Exercise prompt =
Search the material below for the word "background" and copy every line in which it occurs.

Supplied records =
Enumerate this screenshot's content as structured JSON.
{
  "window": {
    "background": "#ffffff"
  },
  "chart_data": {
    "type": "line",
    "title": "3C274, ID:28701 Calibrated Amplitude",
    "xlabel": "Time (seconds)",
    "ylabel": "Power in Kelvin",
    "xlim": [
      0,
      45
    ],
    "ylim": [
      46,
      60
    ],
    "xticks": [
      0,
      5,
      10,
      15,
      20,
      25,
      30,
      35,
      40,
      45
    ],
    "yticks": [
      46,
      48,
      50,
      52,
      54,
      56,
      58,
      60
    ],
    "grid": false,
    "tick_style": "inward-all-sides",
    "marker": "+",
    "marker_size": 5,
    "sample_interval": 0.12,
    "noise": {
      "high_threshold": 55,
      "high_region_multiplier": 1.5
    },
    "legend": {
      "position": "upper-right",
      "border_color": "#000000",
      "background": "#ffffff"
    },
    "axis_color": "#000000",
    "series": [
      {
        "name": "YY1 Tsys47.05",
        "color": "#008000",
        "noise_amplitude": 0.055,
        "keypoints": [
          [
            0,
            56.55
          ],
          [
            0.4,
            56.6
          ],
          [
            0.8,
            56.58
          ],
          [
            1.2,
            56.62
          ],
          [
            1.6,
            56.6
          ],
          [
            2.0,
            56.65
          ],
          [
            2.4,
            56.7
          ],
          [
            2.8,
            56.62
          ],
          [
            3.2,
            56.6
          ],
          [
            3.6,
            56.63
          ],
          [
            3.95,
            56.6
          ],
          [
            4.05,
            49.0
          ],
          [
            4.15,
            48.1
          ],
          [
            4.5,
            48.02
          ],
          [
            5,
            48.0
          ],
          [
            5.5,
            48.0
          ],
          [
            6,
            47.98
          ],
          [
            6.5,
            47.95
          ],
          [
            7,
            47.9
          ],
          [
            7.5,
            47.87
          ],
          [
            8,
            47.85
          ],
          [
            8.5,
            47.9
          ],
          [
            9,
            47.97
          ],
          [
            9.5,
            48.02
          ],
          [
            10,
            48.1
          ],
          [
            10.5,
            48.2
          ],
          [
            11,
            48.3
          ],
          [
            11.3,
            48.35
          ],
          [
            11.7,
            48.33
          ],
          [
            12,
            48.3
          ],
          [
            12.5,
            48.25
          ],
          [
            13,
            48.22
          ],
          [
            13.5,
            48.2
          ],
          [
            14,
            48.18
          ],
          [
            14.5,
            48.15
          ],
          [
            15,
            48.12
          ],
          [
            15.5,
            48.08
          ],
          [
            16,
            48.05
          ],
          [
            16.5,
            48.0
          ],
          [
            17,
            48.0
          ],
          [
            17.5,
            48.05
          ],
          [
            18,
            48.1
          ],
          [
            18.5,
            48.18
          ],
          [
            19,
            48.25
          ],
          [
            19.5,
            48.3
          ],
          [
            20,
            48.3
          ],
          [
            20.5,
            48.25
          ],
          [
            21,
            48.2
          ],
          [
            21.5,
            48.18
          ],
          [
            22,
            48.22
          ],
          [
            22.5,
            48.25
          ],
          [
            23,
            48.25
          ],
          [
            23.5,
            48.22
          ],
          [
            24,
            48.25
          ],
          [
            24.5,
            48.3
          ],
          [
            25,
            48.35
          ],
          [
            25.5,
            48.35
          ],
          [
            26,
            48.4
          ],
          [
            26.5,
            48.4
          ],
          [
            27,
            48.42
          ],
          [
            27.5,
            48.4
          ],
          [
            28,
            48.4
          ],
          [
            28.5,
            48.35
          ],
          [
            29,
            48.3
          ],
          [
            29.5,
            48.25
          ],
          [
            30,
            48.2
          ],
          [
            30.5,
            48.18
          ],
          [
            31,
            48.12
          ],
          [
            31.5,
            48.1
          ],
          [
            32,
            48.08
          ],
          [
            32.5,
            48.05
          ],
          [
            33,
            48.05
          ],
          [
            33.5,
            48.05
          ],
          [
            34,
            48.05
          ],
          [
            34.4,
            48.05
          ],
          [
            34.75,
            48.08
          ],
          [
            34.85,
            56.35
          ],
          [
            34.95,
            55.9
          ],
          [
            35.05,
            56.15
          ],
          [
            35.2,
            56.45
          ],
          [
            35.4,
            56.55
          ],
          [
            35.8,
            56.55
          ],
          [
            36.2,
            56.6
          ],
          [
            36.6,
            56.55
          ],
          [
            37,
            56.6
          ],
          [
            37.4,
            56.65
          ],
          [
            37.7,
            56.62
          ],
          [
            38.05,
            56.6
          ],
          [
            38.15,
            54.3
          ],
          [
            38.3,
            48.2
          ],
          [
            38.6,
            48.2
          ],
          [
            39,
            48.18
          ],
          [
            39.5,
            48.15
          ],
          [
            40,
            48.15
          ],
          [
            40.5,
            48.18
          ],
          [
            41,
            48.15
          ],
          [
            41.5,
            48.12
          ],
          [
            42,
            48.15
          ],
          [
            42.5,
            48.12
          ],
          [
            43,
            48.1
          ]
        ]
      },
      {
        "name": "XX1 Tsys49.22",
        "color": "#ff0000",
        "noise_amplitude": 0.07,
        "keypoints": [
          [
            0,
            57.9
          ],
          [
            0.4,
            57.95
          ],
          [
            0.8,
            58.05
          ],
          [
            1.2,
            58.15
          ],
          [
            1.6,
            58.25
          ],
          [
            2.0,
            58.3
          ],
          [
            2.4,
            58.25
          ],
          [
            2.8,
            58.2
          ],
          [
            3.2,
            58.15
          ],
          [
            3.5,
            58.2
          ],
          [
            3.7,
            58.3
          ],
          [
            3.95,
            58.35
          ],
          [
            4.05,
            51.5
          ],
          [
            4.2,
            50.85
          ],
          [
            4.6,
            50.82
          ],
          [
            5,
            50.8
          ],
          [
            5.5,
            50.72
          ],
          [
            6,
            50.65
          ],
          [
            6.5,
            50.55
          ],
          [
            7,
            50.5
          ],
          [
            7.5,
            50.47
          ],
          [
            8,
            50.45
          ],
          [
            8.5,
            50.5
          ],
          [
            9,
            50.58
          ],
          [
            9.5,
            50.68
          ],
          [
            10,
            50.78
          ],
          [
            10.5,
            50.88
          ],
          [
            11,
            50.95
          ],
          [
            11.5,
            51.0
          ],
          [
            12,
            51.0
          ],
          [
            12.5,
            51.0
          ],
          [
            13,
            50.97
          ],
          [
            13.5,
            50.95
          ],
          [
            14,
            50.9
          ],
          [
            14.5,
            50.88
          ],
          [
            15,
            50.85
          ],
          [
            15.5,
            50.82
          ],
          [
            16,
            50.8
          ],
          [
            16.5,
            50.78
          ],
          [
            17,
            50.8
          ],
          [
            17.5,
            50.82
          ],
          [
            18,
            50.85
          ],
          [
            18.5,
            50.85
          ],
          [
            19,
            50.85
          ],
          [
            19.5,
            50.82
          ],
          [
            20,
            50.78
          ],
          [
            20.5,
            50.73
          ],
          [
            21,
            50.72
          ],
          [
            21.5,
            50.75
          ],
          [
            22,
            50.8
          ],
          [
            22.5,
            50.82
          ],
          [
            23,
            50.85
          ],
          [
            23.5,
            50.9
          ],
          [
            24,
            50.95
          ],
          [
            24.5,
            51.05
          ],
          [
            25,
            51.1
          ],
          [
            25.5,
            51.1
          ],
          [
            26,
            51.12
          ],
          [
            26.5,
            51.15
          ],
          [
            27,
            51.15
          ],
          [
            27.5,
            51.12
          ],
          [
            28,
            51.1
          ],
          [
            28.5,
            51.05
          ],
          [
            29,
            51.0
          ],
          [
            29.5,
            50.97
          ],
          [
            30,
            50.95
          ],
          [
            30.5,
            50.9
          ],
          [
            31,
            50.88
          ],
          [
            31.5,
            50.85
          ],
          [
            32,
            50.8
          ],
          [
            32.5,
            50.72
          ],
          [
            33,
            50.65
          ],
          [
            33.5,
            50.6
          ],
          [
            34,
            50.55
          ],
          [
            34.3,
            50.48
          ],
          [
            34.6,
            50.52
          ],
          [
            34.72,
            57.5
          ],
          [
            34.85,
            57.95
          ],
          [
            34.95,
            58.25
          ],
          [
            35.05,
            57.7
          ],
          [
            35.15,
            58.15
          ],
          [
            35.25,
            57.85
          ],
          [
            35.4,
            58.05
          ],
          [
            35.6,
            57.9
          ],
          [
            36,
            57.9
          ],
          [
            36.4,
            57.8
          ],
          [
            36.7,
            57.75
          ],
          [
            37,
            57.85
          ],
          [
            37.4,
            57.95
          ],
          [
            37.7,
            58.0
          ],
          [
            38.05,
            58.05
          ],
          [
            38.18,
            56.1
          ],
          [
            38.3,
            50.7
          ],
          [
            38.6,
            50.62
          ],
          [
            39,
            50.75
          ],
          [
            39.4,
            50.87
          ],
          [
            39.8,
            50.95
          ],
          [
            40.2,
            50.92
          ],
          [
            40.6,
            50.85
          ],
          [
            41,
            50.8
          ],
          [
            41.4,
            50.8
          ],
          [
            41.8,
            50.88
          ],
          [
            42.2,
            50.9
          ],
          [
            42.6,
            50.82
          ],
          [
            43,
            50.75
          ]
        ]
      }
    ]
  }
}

Task response =
    "background": "#ffffff"
      "background": "#ffffff"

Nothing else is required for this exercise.